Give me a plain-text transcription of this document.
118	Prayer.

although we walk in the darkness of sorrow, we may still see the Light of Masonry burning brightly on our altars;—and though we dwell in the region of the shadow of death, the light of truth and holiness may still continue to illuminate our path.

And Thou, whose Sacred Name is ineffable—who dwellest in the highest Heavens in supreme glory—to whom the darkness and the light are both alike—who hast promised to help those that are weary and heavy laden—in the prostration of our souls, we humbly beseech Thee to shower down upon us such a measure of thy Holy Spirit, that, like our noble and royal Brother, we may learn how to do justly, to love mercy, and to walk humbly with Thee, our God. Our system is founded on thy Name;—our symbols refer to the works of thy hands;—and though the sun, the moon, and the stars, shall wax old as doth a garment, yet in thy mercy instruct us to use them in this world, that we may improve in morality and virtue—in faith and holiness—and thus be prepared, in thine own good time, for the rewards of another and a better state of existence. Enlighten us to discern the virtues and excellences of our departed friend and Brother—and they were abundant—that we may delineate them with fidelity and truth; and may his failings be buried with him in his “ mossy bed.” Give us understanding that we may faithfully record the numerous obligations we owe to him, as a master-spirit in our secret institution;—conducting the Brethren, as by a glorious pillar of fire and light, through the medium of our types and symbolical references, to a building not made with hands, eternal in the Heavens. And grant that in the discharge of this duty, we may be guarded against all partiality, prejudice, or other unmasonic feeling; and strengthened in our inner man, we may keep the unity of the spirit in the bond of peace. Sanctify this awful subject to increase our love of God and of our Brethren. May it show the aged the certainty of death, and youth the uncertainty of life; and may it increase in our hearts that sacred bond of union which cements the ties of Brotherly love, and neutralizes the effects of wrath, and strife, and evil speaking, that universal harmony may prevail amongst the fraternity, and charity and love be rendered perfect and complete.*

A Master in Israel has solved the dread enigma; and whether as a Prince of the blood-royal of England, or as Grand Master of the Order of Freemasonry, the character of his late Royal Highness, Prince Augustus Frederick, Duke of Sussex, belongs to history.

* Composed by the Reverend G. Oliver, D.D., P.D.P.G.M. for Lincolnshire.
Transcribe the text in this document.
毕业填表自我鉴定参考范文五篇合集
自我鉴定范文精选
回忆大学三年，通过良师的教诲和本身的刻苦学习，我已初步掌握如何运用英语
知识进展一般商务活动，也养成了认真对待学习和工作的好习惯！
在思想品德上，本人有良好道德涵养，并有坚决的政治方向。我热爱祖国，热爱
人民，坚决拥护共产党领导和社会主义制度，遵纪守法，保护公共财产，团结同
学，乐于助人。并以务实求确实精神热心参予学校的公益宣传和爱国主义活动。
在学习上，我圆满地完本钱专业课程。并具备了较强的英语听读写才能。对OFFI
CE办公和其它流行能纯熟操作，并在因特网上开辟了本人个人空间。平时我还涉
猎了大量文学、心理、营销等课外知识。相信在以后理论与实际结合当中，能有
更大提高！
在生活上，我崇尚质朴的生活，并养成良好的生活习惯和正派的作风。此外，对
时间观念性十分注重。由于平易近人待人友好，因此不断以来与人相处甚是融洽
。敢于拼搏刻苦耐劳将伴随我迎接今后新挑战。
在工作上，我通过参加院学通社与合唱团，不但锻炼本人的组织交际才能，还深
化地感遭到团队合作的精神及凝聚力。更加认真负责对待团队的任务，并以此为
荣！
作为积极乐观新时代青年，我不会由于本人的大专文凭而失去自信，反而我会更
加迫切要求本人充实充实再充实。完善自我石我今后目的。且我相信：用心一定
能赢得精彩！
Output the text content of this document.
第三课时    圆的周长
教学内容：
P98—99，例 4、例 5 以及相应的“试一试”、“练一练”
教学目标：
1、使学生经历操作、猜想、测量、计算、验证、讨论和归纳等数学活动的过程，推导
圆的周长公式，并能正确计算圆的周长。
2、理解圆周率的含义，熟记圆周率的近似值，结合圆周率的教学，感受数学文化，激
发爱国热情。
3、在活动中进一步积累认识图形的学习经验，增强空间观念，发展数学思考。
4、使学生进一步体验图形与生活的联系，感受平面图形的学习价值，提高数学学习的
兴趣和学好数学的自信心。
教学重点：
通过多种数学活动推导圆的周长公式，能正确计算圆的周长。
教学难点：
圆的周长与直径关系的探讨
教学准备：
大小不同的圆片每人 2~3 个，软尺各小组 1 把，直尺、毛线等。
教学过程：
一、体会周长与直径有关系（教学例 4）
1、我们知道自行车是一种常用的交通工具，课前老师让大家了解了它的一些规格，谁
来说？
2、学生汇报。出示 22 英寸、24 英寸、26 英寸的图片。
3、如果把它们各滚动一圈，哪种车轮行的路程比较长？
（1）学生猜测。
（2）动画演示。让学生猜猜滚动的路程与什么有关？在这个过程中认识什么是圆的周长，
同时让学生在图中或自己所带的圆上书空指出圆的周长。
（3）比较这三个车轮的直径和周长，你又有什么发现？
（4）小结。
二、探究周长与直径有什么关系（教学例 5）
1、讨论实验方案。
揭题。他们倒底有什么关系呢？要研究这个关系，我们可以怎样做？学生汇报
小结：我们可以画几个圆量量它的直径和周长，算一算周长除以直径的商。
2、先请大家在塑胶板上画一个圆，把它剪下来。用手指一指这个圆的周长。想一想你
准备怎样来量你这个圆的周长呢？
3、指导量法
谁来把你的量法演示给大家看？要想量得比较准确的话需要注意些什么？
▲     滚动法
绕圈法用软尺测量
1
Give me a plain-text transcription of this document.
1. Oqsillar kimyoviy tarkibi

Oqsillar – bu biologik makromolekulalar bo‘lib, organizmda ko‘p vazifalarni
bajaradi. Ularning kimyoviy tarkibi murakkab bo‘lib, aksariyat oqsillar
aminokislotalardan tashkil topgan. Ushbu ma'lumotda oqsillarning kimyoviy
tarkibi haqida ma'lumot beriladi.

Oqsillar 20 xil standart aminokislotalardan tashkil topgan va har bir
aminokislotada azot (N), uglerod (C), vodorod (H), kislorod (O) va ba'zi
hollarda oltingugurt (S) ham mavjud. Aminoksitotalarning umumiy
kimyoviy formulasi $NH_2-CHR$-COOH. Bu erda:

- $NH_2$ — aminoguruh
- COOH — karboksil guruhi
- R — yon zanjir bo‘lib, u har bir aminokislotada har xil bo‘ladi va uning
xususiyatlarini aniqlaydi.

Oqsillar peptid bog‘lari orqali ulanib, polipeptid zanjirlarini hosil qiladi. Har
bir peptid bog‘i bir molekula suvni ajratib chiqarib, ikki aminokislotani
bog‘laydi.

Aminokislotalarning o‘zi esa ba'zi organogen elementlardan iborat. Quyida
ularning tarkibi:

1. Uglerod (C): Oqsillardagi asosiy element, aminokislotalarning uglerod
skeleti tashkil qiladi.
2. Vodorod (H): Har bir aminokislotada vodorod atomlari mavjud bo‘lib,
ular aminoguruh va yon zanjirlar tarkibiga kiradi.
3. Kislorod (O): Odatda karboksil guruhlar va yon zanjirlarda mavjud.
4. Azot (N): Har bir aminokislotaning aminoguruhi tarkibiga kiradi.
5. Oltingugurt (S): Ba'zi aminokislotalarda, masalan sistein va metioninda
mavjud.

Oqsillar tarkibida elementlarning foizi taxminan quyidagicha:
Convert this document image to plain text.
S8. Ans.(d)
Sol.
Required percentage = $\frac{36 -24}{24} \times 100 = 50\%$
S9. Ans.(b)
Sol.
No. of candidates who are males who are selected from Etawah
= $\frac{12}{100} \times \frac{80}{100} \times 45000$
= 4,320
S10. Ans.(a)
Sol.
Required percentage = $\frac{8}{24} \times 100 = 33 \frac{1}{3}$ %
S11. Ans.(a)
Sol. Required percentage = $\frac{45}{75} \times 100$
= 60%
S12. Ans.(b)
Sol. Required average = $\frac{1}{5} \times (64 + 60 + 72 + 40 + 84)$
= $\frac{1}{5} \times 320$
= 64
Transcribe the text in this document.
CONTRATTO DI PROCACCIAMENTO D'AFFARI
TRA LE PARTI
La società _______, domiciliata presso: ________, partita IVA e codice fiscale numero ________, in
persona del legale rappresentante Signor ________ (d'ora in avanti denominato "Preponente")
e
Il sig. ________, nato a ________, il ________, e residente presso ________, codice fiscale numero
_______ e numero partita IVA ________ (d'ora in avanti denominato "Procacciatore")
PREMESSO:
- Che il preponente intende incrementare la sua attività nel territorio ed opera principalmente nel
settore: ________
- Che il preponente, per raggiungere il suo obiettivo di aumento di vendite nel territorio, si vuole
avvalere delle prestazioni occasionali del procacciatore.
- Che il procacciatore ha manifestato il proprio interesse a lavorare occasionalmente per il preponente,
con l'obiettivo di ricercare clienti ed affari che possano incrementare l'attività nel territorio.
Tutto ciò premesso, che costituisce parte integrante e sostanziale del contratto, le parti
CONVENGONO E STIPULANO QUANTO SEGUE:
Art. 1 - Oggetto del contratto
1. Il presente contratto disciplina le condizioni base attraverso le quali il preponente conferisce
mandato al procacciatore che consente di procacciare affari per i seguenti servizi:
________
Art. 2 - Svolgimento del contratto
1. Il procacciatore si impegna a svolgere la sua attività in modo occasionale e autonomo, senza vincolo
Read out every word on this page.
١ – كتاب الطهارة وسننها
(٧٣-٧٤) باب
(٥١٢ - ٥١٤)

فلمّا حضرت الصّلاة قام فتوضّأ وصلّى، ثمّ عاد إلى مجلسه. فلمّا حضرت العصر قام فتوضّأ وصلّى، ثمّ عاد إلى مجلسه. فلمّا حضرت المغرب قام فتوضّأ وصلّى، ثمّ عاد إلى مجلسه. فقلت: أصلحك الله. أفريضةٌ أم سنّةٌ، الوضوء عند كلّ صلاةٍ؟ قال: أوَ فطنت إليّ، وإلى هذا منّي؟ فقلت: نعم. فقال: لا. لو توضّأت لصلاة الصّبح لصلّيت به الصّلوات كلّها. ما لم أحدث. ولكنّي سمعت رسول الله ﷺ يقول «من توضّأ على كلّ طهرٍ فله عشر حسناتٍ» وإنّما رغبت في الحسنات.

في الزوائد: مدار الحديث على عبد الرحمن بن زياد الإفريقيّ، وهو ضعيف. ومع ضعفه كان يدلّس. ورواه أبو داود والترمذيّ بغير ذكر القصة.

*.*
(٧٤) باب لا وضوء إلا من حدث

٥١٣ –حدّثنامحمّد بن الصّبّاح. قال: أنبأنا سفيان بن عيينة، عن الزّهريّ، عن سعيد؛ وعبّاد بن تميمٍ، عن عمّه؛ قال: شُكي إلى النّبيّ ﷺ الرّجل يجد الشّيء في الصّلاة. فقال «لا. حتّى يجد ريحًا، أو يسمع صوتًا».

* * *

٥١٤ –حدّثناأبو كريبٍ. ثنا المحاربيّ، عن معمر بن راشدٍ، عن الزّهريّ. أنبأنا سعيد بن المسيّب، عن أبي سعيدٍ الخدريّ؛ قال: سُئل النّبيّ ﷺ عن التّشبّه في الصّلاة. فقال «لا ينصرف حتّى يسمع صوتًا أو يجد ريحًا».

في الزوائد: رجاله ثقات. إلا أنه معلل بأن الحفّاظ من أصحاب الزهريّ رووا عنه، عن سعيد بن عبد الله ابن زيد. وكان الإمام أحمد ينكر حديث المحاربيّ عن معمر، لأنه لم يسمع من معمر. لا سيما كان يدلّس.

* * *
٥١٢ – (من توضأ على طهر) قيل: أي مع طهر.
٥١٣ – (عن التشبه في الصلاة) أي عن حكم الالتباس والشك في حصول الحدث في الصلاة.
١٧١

Written request:
Find each line holding the string "vodorod" and copy it out.

Output:
aminokislotada azot (N), uglerod (C), vodorod (H), kislorod (O) va ba'zi
2. Vodorod (H): Har bir aminokislotada vodorod atomlari mavjud bo‘lib,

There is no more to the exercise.